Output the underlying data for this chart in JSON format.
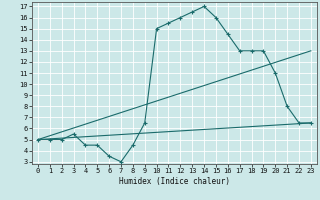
{
  "xlabel": "Humidex (Indice chaleur)",
  "xlim": [
    -0.5,
    23.5
  ],
  "ylim": [
    2.8,
    17.4
  ],
  "xticks": [
    0,
    1,
    2,
    3,
    4,
    5,
    6,
    7,
    8,
    9,
    10,
    11,
    12,
    13,
    14,
    15,
    16,
    17,
    18,
    19,
    20,
    21,
    22,
    23
  ],
  "yticks": [
    3,
    4,
    5,
    6,
    7,
    8,
    9,
    10,
    11,
    12,
    13,
    14,
    15,
    16,
    17
  ],
  "bg_color": "#cce8e8",
  "grid_color": "#ffffff",
  "line_color": "#1a6b6b",
  "line1_x": [
    0,
    1,
    2,
    3,
    4,
    5,
    6,
    7,
    8,
    9,
    10,
    11,
    12,
    13,
    14,
    15,
    16,
    17,
    18,
    19,
    20,
    21,
    22,
    23
  ],
  "line1_y": [
    5,
    5,
    5,
    5.5,
    4.5,
    4.5,
    3.5,
    3,
    4.5,
    6.5,
    15,
    15.5,
    16,
    16.5,
    17,
    16,
    14.5,
    13,
    13,
    13,
    11,
    8,
    6.5,
    6.5
  ],
  "line2_x": [
    0,
    23
  ],
  "line2_y": [
    5,
    13
  ],
  "line3_x": [
    0,
    23
  ],
  "line3_y": [
    5,
    6.5
  ]
}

· · · · ·

▶ Your task
Set the listing down in full and exactly. Pictures within it should not appear in the copy.

▶ Expected answer
Output the underlying data for this chart in JSON format.
{
  "xlabel": "Humidex (Indice chaleur)",
  "xlim": [
    -0.5,
    23.5
  ],
  "ylim": [
    2.8,
    17.4
  ],
  "xticks": [
    0,
    1,
    2,
    3,
    4,
    5,
    6,
    7,
    8,
    9,
    10,
    11,
    12,
    13,
    14,
    15,
    16,
    17,
    18,
    19,
    20,
    21,
    22,
    23
  ],
  "yticks": [
    3,
    4,
    5,
    6,
    7,
    8,
    9,
    10,
    11,
    12,
    13,
    14,
    15,
    16,
    17
  ],
  "bg_color": "#cce8e8",
  "grid_color": "#ffffff",
  "line_color": "#1a6b6b",
  "line1_x": [
    0,
    1,
    2,
    3,
    4,
    5,
    6,
    7,
    8,
    9,
    10,
    11,
    12,
    13,
    14,
    15,
    16,
    17,
    18,
    19,
    20,
    21,
    22,
    23
  ],
  "line1_y": [
    5,
    5,
    5,
    5.5,
    4.5,
    4.5,
    3.5,
    3,
    4.5,
    6.5,
    15,
    15.5,
    16,
    16.5,
    17,
    16,
    14.5,
    13,
    13,
    13,
    11,
    8,
    6.5,
    6.5
  ],
  "line2_x": [
    0,
    23
  ],
  "line2_y": [
    5,
    13
  ],
  "line3_x": [
    0,
    23
  ],
  "line3_y": [
    5,
    6.5
  ]
}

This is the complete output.